_What is being asked_
Only lines holding the string "Fall" are wanted; copy each one from the material.

Source records:
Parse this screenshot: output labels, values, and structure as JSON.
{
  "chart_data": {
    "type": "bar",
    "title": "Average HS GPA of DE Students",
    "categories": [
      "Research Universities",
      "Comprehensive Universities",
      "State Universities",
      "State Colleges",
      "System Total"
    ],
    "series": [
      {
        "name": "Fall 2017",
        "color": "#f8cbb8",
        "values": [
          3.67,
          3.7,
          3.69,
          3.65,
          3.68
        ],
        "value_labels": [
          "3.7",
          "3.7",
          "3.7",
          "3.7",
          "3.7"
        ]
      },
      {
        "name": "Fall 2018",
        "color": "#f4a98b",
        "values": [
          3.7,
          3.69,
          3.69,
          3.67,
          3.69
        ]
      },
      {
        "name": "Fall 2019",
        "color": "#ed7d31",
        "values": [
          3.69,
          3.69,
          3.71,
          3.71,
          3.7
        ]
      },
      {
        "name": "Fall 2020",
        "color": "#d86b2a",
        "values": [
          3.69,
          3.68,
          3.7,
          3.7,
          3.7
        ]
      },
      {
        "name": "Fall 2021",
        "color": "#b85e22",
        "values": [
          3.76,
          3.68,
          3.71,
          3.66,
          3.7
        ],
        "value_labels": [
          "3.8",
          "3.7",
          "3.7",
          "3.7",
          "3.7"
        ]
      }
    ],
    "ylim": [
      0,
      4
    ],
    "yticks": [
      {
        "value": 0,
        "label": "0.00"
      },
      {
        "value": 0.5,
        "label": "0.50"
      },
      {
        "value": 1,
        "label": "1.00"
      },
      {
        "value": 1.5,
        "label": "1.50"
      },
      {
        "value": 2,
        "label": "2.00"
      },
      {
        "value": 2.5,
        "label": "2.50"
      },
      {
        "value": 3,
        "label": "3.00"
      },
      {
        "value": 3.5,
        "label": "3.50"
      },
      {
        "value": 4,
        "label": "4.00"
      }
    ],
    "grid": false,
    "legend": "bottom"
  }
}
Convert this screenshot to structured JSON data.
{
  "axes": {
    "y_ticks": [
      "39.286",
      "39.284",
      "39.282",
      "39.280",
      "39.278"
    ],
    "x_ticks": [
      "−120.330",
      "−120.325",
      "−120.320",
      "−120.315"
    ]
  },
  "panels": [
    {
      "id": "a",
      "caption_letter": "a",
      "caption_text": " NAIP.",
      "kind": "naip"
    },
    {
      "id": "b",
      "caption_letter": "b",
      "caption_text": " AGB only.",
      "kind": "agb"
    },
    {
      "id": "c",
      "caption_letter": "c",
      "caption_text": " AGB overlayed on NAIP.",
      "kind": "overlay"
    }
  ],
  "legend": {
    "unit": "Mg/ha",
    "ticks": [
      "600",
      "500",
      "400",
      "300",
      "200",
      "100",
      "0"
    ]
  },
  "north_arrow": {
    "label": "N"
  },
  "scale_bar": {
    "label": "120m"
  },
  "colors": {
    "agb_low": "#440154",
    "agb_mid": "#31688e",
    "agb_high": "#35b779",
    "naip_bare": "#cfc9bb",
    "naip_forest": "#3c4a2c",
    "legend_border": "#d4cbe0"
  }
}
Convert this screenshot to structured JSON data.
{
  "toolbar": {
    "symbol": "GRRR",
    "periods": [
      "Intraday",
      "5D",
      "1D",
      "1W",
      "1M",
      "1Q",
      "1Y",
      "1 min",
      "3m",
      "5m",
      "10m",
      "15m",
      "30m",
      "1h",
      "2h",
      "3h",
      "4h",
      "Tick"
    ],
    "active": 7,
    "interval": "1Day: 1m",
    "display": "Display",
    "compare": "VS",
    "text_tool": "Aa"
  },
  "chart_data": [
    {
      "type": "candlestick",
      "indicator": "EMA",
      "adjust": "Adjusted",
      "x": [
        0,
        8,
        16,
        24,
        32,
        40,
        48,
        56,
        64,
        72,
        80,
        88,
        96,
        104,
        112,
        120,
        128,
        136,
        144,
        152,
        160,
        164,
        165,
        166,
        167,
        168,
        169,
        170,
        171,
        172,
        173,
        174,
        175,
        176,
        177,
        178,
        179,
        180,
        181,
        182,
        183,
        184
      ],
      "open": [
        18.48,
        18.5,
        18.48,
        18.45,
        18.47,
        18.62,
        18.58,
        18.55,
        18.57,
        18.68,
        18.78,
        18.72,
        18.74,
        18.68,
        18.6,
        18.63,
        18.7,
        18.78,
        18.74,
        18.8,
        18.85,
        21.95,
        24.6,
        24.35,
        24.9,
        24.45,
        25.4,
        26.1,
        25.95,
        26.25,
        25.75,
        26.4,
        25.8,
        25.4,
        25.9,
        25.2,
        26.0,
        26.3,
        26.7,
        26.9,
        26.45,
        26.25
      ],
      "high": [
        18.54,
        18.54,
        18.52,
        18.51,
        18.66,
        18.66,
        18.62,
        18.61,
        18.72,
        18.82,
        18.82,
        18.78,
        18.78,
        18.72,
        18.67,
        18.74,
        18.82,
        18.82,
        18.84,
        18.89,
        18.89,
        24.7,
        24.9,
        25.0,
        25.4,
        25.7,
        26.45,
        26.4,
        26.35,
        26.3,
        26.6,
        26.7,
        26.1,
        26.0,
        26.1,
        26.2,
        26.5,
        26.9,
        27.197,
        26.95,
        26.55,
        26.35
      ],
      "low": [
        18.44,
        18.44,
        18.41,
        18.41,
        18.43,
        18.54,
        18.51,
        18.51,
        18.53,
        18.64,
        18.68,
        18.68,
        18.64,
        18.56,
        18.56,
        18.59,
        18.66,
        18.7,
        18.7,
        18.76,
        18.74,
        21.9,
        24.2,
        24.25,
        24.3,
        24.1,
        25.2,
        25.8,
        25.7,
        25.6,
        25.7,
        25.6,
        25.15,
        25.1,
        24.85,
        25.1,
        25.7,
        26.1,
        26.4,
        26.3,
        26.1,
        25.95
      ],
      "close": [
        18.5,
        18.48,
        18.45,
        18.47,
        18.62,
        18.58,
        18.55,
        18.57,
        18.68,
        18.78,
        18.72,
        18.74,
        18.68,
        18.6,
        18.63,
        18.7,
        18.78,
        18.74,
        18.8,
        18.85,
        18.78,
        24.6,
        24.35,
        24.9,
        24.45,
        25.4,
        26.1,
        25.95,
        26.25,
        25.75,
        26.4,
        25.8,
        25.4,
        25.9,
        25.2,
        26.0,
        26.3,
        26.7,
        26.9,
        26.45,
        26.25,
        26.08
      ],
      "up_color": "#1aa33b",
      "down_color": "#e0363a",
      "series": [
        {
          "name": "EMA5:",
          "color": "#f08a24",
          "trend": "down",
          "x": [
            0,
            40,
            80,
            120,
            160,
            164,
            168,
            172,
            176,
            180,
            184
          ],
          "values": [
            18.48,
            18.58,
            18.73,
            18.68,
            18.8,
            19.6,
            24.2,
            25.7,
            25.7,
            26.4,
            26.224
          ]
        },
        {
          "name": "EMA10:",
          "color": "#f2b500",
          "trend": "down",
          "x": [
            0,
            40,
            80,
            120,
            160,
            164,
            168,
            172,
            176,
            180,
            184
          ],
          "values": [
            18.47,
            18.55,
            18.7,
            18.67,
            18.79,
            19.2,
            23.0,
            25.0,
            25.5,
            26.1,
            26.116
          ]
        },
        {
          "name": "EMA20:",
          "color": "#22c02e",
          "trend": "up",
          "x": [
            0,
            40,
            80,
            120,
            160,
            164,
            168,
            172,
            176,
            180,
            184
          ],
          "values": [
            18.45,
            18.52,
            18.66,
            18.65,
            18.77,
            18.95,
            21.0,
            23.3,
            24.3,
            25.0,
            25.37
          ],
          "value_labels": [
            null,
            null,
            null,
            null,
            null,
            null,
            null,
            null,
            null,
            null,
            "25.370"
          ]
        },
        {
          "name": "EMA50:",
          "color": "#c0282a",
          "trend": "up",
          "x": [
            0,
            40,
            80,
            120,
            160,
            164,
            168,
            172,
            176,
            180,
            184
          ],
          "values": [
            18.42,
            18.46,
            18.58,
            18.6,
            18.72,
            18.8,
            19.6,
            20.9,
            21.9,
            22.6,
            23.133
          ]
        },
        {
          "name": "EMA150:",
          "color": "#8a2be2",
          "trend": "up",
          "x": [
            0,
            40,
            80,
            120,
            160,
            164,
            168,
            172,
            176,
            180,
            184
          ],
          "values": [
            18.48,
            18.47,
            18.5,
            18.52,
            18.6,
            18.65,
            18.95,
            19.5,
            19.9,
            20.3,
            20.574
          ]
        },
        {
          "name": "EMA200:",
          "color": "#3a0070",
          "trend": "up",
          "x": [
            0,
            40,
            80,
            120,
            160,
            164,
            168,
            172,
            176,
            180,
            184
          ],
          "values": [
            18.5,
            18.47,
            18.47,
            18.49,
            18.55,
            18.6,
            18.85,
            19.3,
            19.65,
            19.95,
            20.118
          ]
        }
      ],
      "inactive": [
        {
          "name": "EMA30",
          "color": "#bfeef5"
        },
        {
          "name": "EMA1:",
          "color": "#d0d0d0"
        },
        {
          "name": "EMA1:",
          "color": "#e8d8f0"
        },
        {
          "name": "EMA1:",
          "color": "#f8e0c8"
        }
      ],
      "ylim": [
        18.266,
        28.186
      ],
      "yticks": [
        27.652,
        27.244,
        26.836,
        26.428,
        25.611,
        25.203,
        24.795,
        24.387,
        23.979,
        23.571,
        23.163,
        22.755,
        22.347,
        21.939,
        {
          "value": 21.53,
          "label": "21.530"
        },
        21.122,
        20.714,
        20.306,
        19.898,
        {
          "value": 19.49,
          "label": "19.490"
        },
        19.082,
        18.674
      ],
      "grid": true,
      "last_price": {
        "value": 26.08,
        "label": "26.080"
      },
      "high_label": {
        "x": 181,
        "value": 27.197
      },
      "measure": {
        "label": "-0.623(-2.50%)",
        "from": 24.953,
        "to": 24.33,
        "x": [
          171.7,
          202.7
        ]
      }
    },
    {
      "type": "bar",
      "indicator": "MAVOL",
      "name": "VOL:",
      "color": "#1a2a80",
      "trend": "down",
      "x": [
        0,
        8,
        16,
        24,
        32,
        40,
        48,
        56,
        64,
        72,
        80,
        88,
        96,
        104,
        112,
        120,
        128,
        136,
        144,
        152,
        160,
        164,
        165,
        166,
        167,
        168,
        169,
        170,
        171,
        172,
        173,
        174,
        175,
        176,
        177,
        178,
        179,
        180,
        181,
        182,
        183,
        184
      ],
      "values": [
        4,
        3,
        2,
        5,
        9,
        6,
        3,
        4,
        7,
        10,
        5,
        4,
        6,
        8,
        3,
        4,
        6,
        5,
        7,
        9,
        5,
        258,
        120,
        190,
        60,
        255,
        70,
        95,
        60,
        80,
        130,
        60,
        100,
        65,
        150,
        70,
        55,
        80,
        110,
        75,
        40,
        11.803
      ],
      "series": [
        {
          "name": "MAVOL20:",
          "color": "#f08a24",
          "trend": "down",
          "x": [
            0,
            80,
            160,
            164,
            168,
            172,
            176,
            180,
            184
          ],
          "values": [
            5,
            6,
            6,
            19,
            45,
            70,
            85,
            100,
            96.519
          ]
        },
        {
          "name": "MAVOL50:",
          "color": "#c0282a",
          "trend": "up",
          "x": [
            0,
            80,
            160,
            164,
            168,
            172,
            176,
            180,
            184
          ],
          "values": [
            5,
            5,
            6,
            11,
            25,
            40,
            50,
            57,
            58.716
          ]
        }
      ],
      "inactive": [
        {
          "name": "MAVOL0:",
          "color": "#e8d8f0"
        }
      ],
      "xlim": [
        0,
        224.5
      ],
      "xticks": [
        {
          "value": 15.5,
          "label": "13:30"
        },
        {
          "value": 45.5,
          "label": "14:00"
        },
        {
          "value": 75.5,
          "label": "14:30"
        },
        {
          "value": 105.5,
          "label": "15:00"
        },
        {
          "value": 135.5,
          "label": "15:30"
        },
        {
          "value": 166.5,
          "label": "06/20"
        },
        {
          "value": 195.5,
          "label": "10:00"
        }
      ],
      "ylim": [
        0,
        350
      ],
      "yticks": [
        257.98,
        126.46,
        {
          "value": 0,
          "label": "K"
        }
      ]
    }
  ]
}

_Response to the exercise_
        "name": "Fall 2017",
        "name": "Fall 2018",
        "name": "Fall 2019",
        "name": "Fall 2020",
        "name": "Fall 2021",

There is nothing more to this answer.